> _Exercise description_
Repeat, without any change, the entries presented below.

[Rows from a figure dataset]
◇ ◇ ◇
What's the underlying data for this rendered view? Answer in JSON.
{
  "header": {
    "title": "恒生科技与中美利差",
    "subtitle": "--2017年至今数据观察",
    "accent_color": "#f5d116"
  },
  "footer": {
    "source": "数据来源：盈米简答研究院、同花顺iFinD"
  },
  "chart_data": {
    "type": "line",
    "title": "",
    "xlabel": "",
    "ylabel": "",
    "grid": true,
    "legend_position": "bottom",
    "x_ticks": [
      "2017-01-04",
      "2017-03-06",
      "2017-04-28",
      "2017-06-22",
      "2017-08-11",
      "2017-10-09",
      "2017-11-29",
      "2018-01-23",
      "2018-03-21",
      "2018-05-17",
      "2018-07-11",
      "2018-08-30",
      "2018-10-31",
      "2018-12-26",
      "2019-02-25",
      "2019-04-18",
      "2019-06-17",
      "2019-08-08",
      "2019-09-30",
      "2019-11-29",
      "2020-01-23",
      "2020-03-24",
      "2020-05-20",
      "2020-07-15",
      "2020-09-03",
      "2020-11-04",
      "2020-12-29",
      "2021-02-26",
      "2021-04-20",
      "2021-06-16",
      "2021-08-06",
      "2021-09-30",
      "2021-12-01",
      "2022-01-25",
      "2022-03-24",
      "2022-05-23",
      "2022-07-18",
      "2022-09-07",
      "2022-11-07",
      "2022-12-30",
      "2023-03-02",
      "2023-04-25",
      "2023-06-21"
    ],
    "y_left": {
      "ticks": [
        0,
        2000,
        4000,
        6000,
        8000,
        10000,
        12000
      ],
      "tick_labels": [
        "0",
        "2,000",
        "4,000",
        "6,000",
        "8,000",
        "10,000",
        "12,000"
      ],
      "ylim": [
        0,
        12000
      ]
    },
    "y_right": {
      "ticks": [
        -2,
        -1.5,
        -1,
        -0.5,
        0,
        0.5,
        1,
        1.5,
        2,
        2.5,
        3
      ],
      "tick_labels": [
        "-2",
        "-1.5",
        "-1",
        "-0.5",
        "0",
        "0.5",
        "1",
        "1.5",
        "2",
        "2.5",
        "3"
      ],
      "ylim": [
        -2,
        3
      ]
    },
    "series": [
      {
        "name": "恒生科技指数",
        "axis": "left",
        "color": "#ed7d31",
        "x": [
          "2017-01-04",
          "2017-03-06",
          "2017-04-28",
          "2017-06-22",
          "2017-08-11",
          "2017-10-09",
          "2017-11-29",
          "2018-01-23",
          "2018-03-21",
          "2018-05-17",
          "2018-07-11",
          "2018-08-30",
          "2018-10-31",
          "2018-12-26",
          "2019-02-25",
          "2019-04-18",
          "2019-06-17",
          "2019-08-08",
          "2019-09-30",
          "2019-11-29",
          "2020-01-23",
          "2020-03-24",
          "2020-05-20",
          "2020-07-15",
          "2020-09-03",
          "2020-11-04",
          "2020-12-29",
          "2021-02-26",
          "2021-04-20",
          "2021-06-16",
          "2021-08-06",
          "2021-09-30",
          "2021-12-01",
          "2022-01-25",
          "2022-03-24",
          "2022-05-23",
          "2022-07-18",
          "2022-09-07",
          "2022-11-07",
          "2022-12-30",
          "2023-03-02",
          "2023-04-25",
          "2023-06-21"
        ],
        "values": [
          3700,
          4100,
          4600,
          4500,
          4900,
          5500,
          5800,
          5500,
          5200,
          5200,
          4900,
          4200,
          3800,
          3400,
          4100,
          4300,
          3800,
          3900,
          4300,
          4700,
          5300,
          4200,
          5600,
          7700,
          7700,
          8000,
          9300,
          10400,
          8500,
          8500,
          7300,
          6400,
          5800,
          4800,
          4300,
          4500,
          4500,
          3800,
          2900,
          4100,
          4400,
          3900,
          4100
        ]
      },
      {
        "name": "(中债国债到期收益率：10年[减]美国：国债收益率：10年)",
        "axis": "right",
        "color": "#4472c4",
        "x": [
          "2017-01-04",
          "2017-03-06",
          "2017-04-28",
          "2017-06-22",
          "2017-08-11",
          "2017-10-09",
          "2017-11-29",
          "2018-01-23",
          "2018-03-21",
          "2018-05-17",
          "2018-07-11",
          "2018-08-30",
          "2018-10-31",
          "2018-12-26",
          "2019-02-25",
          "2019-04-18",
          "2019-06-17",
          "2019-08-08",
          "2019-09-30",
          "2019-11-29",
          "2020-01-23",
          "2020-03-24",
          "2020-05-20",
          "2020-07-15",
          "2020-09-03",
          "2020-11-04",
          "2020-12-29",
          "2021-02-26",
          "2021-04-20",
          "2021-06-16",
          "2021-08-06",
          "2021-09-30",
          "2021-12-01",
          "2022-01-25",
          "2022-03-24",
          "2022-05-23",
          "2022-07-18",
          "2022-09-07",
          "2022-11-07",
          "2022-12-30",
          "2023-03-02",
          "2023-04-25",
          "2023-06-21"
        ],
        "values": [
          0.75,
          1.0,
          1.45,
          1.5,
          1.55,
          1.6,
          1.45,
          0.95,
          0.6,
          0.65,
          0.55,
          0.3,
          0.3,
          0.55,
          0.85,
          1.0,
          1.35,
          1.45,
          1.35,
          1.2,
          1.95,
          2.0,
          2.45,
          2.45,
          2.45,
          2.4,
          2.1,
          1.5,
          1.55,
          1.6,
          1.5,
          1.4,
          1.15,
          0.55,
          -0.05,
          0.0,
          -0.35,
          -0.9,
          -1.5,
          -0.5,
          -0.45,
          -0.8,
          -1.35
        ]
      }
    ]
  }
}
◇ ◇ ◇
> _Exercise response_
What's the underlying data for this rendered view? Answer in JSON.
{
  "header": {
    "title": "恒生科技与中美利差",
    "subtitle": "--2017年至今数据观察",
    "accent_color": "#f5d116"
  },
  "footer": {
    "source": "数据来源：盈米简答研究院、同花顺iFinD"
  },
  "chart_data": {
    "type": "line",
    "title": "",
    "xlabel": "",
    "ylabel": "",
    "grid": true,
    "legend_position": "bottom",
    "x_ticks": [
      "2017-01-04",
      "2017-03-06",
      "2017-04-28",
      "2017-06-22",
      "2017-08-11",
      "2017-10-09",
      "2017-11-29",
      "2018-01-23",
      "2018-03-21",
      "2018-05-17",
      "2018-07-11",
      "2018-08-30",
      "2018-10-31",
      "2018-12-26",
      "2019-02-25",
      "2019-04-18",
      "2019-06-17",
      "2019-08-08",
      "2019-09-30",
      "2019-11-29",
      "2020-01-23",
      "2020-03-24",
      "2020-05-20",
      "2020-07-15",
      "2020-09-03",
      "2020-11-04",
      "2020-12-29",
      "2021-02-26",
      "2021-04-20",
      "2021-06-16",
      "2021-08-06",
      "2021-09-30",
      "2021-12-01",
      "2022-01-25",
      "2022-03-24",
      "2022-05-23",
      "2022-07-18",
      "2022-09-07",
      "2022-11-07",
      "2022-12-30",
      "2023-03-02",
      "2023-04-25",
      "2023-06-21"
    ],
    "y_left": {
      "ticks": [
        0,
        2000,
        4000,
        6000,
        8000,
        10000,
        12000
      ],
      "tick_labels": [
        "0",
        "2,000",
        "4,000",
        "6,000",
        "8,000",
        "10,000",
        "12,000"
      ],
      "ylim": [
        0,
        12000
      ]
    },
    "y_right": {
      "ticks": [
        -2,
        -1.5,
        -1,
        -0.5,
        0,
        0.5,
        1,
        1.5,
        2,
        2.5,
        3
      ],
      "tick_labels": [
        "-2",
        "-1.5",
        "-1",
        "-0.5",
        "0",
        "0.5",
        "1",
        "1.5",
        "2",
        "2.5",
        "3"
      ],
      "ylim": [
        -2,
        3
      ]
    },
    "series": [
      {
        "name": "恒生科技指数",
        "axis": "left",
        "color": "#ed7d31",
        "x": [
          "2017-01-04",
          "2017-03-06",
          "2017-04-28",
          "2017-06-22",
          "2017-08-11",
          "2017-10-09",
          "2017-11-29",
          "2018-01-23",
          "2018-03-21",
          "2018-05-17",
          "2018-07-11",
          "2018-08-30",
          "2018-10-31",
          "2018-12-26",
          "2019-02-25",
          "2019-04-18",
          "2019-06-17",
          "2019-08-08",
          "2019-09-30",
          "2019-11-29",
          "2020-01-23",
          "2020-03-24",
          "2020-05-20",
          "2020-07-15",
          "2020-09-03",
          "2020-11-04",
          "2020-12-29",
          "2021-02-26",
          "2021-04-20",
          "2021-06-16",
          "2021-08-06",
          "2021-09-30",
          "2021-12-01",
          "2022-01-25",
          "2022-03-24",
          "2022-05-23",
          "2022-07-18",
          "2022-09-07",
          "2022-11-07",
          "2022-12-30",
          "2023-03-02",
          "2023-04-25",
          "2023-06-21"
        ],
        "values": [
          3700,
          4100,
          4600,
          4500,
          4900,
          5500,
          5800,
          5500,
          5200,
          5200,
          4900,
          4200,
          3800,
          3400,
          4100,
          4300,
          3800,
          3900,
          4300,
          4700,
          5300,
          4200,
          5600,
          7700,
          7700,
          8000,
          9300,
          10400,
          8500,
          8500,
          7300,
          6400,
          5800,
          4800,
          4300,
          4500,
          4500,
          3800,
          2900,
          4100,
          4400,
          3900,
          4100
        ]
      },
      {
        "name": "(中债国债到期收益率：10年[减]美国：国债收益率：10年)",
        "axis": "right",
        "color": "#4472c4",
        "x": [
          "2017-01-04",
          "2017-03-06",
          "2017-04-28",
          "2017-06-22",
          "2017-08-11",
          "2017-10-09",
          "2017-11-29",
          "2018-01-23",
          "2018-03-21",
          "2018-05-17",
          "2018-07-11",
          "2018-08-30",
          "2018-10-31",
          "2018-12-26",
          "2019-02-25",
          "2019-04-18",
          "2019-06-17",
          "2019-08-08",
          "2019-09-30",
          "2019-11-29",
          "2020-01-23",
          "2020-03-24",
          "2020-05-20",
          "2020-07-15",
          "2020-09-03",
          "2020-11-04",
          "2020-12-29",
          "2021-02-26",
          "2021-04-20",
          "2021-06-16",
          "2021-08-06",
          "2021-09-30",
          "2021-12-01",
          "2022-01-25",
          "2022-03-24",
          "2022-05-23",
          "2022-07-18",
          "2022-09-07",
          "2022-11-07",
          "2022-12-30",
          "2023-03-02",
          "2023-04-25",
          "2023-06-21"
        ],
        "values": [
          0.75,
          1.0,
          1.45,
          1.5,
          1.55,
          1.6,
          1.45,
          0.95,
          0.6,
          0.65,
          0.55,
          0.3,
          0.3,
          0.55,
          0.85,
          1.0,
          1.35,
          1.45,
          1.35,
          1.2,
          1.95,
          2.0,
          2.45,
          2.45,
          2.45,
          2.4,
          2.1,
          1.5,
          1.55,
          1.6,
          1.5,
          1.4,
          1.15,
          0.55,
          -0.05,
          0.0,
          -0.35,
          -0.9,
          -1.5,
          -0.5,
          -0.45,
          -0.8,
          -1.35
        ]
      }
    ]
  }
}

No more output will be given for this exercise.